**The problem:** Repeat every entry word for word, skipping the pictures.

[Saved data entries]
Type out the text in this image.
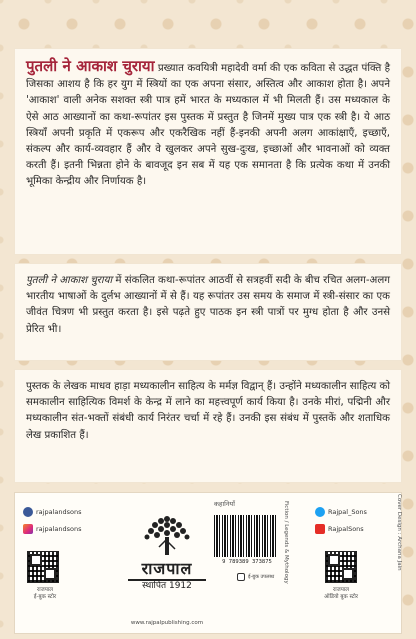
पुतली ने आकाश चुराया प्रख्यात कवयित्री महादेवी वर्मा की एक कविता से उद्धत पंक्ति है जिसका आशय है कि हर युग में स्त्रियों का एक अपना संसार, अस्तित्व और आकाश होता है। अपने 'आकाश' वाली अनेक सशक्त स्त्री पात्र हमें भारत के मध्यकाल में भी मिलती हैं। उस मध्यकाल के ऐसे आठ आख्यानों का कथा-रूपांतर इस पुस्तक में प्रस्तुत है जिनमें मुख्य पात्र एक स्त्री है। ये आठ स्त्रियाँ अपनी प्रकृति में एकरूप और एकरैखिक नहीं हैं-इनकी अपनी अलग आकांक्षाएँ, इच्छाएँ, संकल्प और कार्य-व्यवहार हैं और वे खुलकर अपने सुख-दुःख, इच्छाओं और भावनाओं को व्यक्त करती हैं। इतनी भिन्नता होने के बावजूद इन सब में यह एक समानता है कि प्रत्येक कथा में उनकी भूमिका केन्द्रीय और निर्णायक है।
पुतली ने आकाश चुराया में संकलित कथा-रूपांतर आठवीं से सत्रहवीं सदी के बीच रचित अलग-अलग भारतीय भाषाओं के दुर्लभ आख्यानों में से हैं। यह रूपांतर उस समय के समाज में स्त्री-संसार का एक जीवंत चित्रण भी प्रस्तुत करता है। इसे पढ़ते हुए पाठक इन स्त्री पात्रों पर मुग्ध होता है और उनसे प्रेरित भी।
पुस्तक के लेखक माधव हाड़ा मध्यकालीन साहित्य के मर्मज्ञ विद्वान् हैं। उन्होंने मध्यकालीन साहित्य को समकालीन साहित्यिक विमर्श के केन्द्र में लाने का महत्त्वपूर्ण कार्य किया है। उनके मीरां, पद्मिनी और मध्यकालीन संत-भक्तों संबंधी कार्य निरंतर चर्चा में रहे हैं। उनकी इस संबंध में पुस्तकें और शताधिक लेख प्रकाशित हैं।
rajpalandsons
rajpalandsons
राजपाल
ई-बुक स्टोर
राजपाल
स्थापित 1912
www.rajpalpublishing.com
कहानियाँ
9 789389 373875
ई-बुक उपलब्ध Fiction / Legends & Mythology	Rajpal_Sons
RajpalSons
राजपाल
ऑडियो बुक स्टोर
Cover Design : Archana Jain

**Exercise response:**
Type out the text in this image.
पुतली ने आकाश चुराया प्रख्यात कवयित्री महादेवी वर्मा की एक कविता से उद्धत पंक्ति है जिसका आशय है कि हर युग में स्त्रियों का एक अपना संसार, अस्तित्व और आकाश होता है। अपने 'आकाश' वाली अनेक सशक्त स्त्री पात्र हमें भारत के मध्यकाल में भी मिलती हैं। उस मध्यकाल के ऐसे आठ आख्यानों का कथा-रूपांतर इस पुस्तक में प्रस्तुत है जिनमें मुख्य पात्र एक स्त्री है। ये आठ स्त्रियाँ अपनी प्रकृति में एकरूप और एकरैखिक नहीं हैं-इनकी अपनी अलग आकांक्षाएँ, इच्छाएँ, संकल्प और कार्य-व्यवहार हैं और वे खुलकर अपने सुख-दुःख, इच्छाओं और भावनाओं को व्यक्त करती हैं। इतनी भिन्नता होने के बावजूद इन सब में यह एक समानता है कि प्रत्येक कथा में उनकी भूमिका केन्द्रीय और निर्णायक है।
पुतली ने आकाश चुराया में संकलित कथा-रूपांतर आठवीं से सत्रहवीं सदी के बीच रचित अलग-अलग भारतीय भाषाओं के दुर्लभ आख्यानों में से हैं। यह रूपांतर उस समय के समाज में स्त्री-संसार का एक जीवंत चित्रण भी प्रस्तुत करता है। इसे पढ़ते हुए पाठक इन स्त्री पात्रों पर मुग्ध होता है और उनसे प्रेरित भी।
पुस्तक के लेखक माधव हाड़ा मध्यकालीन साहित्य के मर्मज्ञ विद्वान् हैं। उन्होंने मध्यकालीन साहित्य को समकालीन साहित्यिक विमर्श के केन्द्र में लाने का महत्त्वपूर्ण कार्य किया है। उनके मीरां, पद्मिनी और मध्यकालीन संत-भक्तों संबंधी कार्य निरंतर चर्चा में रहे हैं। उनकी इस संबंध में पुस्तकें और शताधिक लेख प्रकाशित हैं।
rajpalandsons
rajpalandsons
राजपाल
ई-बुक स्टोर
राजपाल
स्थापित 1912
www.rajpalpublishing.com
कहानियाँ
9 789389 373875
ई-बुक उपलब्ध Fiction / Legends & Mythology	Rajpal_Sons
RajpalSons
राजपाल
ऑडियो बुक स्टोर
Cover Design : Archana Jain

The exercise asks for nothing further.